» **EXERCISE GOAL**
Omit the pictures, please, and give each record below again exactly.
--------
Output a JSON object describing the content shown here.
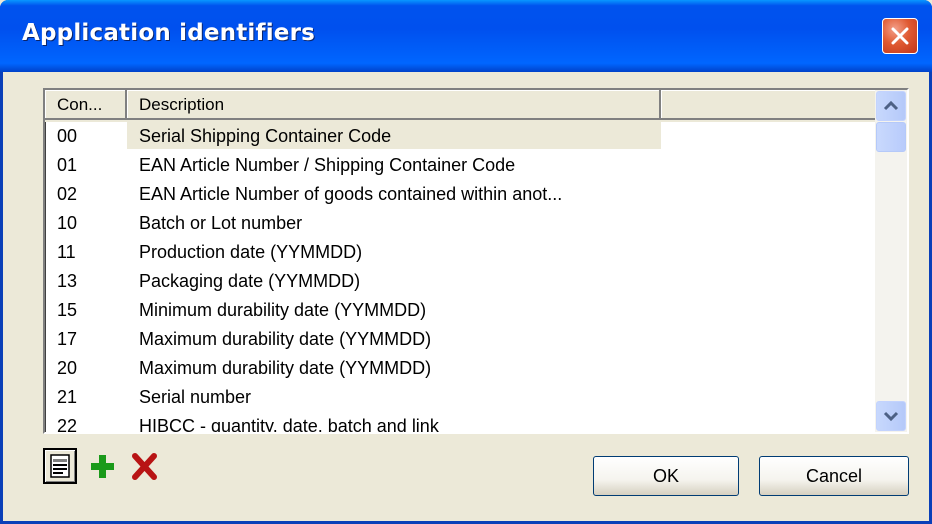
{
  "window": {
    "title": "Application identifiers"
  },
  "list": {
    "columns": [
      "Con...",
      "Description"
    ],
    "rows": [
      {
        "code": "00",
        "description": "Serial Shipping Container Code",
        "selected": true
      },
      {
        "code": "01",
        "description": "EAN Article Number / Shipping Container Code"
      },
      {
        "code": "02",
        "description": "EAN Article Number of goods contained within anot..."
      },
      {
        "code": "10",
        "description": "Batch or Lot number"
      },
      {
        "code": "11",
        "description": "Production date (YYMMDD)"
      },
      {
        "code": "13",
        "description": "Packaging date (YYMMDD)"
      },
      {
        "code": "15",
        "description": "Minimum durability date (YYMMDD)"
      },
      {
        "code": "17",
        "description": "Maximum durability date (YYMMDD)"
      },
      {
        "code": "20",
        "description": "Maximum durability date (YYMMDD)"
      },
      {
        "code": "21",
        "description": "Serial number"
      },
      {
        "code": "22",
        "description": "HIBCC - quantity, date, batch and link"
      }
    ]
  },
  "toolbar": {
    "icons": [
      "properties-icon",
      "add-icon",
      "delete-icon"
    ]
  },
  "buttons": {
    "ok": "OK",
    "cancel": "Cancel"
  }
}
--------
» **TASK SOLUTION**
Output a JSON object describing the content shown here.
{
  "window": {
    "title": "Application identifiers"
  },
  "list": {
    "columns": [
      "Con...",
      "Description"
    ],
    "rows": [
      {
        "code": "00",
        "description": "Serial Shipping Container Code",
        "selected": true
      },
      {
        "code": "01",
        "description": "EAN Article Number / Shipping Container Code"
      },
      {
        "code": "02",
        "description": "EAN Article Number of goods contained within anot..."
      },
      {
        "code": "10",
        "description": "Batch or Lot number"
      },
      {
        "code": "11",
        "description": "Production date (YYMMDD)"
      },
      {
        "code": "13",
        "description": "Packaging date (YYMMDD)"
      },
      {
        "code": "15",
        "description": "Minimum durability date (YYMMDD)"
      },
      {
        "code": "17",
        "description": "Maximum durability date (YYMMDD)"
      },
      {
        "code": "20",
        "description": "Maximum durability date (YYMMDD)"
      },
      {
        "code": "21",
        "description": "Serial number"
      },
      {
        "code": "22",
        "description": "HIBCC - quantity, date, batch and link"
      }
    ]
  },
  "toolbar": {
    "icons": [
      "properties-icon",
      "add-icon",
      "delete-icon"
    ]
  },
  "buttons": {
    "ok": "OK",
    "cancel": "Cancel"
  }
}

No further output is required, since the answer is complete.